* Exercise brief
Copy out the entries word for word, from the first one through the line containing "legend-mode-label: Mode <box>1433", with both ends included.
=== Records provided ===
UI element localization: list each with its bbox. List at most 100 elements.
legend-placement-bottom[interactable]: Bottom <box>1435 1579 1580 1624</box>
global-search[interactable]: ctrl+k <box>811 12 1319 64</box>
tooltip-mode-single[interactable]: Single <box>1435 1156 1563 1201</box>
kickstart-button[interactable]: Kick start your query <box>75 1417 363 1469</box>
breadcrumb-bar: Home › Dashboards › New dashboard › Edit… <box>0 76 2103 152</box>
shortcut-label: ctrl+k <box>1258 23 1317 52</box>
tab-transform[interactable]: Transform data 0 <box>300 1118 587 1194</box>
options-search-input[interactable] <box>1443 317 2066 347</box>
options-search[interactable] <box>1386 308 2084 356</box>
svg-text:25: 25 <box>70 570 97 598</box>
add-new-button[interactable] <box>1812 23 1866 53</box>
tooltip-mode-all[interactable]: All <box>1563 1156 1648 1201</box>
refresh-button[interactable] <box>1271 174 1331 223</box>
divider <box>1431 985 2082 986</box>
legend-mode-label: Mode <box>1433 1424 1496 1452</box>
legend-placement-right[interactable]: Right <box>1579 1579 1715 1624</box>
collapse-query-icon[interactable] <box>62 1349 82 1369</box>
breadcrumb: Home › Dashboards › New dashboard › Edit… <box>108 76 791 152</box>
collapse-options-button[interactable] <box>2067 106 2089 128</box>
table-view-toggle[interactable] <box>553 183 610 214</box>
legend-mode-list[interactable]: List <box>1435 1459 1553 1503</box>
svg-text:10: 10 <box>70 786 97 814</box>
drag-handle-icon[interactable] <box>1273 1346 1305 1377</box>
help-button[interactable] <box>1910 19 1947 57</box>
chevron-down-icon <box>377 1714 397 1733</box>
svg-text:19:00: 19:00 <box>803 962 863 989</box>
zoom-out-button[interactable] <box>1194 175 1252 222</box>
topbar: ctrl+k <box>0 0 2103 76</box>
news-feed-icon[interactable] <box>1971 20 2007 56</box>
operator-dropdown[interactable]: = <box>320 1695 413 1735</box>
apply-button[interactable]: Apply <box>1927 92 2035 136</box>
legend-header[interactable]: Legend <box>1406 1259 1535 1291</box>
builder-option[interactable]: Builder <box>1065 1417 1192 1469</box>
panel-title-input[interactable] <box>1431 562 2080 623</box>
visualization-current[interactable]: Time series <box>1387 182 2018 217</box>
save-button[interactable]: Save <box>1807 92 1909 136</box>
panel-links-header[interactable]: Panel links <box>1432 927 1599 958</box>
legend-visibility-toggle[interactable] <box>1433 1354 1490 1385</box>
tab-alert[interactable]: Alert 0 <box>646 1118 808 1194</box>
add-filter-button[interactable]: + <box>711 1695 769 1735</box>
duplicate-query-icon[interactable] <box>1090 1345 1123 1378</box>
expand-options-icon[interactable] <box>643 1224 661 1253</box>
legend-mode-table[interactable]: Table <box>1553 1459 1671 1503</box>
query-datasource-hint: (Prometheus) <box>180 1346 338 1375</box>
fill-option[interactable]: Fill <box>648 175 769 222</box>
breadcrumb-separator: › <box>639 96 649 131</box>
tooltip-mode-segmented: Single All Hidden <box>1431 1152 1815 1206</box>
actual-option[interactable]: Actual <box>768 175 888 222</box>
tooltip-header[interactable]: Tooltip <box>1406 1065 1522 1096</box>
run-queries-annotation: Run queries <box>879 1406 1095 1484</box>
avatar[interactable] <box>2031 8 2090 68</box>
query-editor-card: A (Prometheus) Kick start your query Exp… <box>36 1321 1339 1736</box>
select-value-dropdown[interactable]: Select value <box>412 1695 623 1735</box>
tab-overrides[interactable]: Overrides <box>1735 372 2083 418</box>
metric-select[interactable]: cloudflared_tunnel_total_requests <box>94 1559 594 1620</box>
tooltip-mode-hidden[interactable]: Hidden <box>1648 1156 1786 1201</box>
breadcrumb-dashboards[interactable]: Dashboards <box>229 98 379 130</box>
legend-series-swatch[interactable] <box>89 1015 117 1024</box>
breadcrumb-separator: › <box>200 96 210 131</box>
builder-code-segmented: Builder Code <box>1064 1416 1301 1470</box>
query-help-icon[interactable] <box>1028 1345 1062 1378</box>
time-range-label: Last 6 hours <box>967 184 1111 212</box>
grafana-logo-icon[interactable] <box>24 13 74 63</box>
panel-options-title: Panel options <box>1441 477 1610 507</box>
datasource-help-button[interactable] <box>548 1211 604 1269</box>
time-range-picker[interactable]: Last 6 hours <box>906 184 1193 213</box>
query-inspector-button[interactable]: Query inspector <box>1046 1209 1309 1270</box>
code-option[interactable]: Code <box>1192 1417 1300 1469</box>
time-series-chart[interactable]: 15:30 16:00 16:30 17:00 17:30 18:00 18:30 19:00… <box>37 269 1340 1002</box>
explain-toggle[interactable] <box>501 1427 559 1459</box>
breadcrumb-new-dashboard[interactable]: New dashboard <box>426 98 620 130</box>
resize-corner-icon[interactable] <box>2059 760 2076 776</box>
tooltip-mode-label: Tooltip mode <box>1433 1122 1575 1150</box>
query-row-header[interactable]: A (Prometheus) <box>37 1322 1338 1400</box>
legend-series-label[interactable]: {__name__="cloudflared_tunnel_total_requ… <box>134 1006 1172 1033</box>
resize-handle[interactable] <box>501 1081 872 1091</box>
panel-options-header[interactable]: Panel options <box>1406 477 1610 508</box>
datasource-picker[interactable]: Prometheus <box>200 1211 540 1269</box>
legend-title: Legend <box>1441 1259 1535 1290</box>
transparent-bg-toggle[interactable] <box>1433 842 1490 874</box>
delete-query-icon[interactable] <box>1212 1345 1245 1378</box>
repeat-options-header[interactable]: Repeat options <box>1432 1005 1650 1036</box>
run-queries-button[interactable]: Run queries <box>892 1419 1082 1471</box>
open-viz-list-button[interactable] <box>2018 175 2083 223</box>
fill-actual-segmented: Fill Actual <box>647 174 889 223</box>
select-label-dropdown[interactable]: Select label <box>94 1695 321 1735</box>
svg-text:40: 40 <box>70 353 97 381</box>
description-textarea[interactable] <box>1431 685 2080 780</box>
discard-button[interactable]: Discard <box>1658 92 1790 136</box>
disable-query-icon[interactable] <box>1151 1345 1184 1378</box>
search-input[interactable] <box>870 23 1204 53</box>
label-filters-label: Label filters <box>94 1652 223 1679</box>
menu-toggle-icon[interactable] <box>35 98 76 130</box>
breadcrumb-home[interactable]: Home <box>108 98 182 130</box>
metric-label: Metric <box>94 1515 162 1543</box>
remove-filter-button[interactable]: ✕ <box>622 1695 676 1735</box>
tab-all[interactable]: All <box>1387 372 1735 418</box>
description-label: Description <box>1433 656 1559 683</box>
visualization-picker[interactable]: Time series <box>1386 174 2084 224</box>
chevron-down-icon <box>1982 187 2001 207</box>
===
* Solution to this exercise
UI element localization: list each with its bbox. List at most 100 elements.
legend-placement-bottom[interactable]: Bottom <box>1435 1579 1580 1624</box>
global-search[interactable]: ctrl+k <box>811 12 1319 64</box>
tooltip-mode-single[interactable]: Single <box>1435 1156 1563 1201</box>
kickstart-button[interactable]: Kick start your query <box>75 1417 363 1469</box>
breadcrumb-bar: Home › Dashboards › New dashboard › Edit… <box>0 76 2103 152</box>
shortcut-label: ctrl+k <box>1258 23 1317 52</box>
tab-transform[interactable]: Transform data 0 <box>300 1118 587 1194</box>
options-search-input[interactable] <box>1443 317 2066 347</box>
options-search[interactable] <box>1386 308 2084 356</box>
svg-text:25: 25 <box>70 570 97 598</box>
add-new-button[interactable] <box>1812 23 1866 53</box>
tooltip-mode-all[interactable]: All <box>1563 1156 1648 1201</box>
refresh-button[interactable] <box>1271 174 1331 223</box>
divider <box>1431 985 2082 986</box>
legend-mode-label: Mode <box>1433 1424 1496 1452</box>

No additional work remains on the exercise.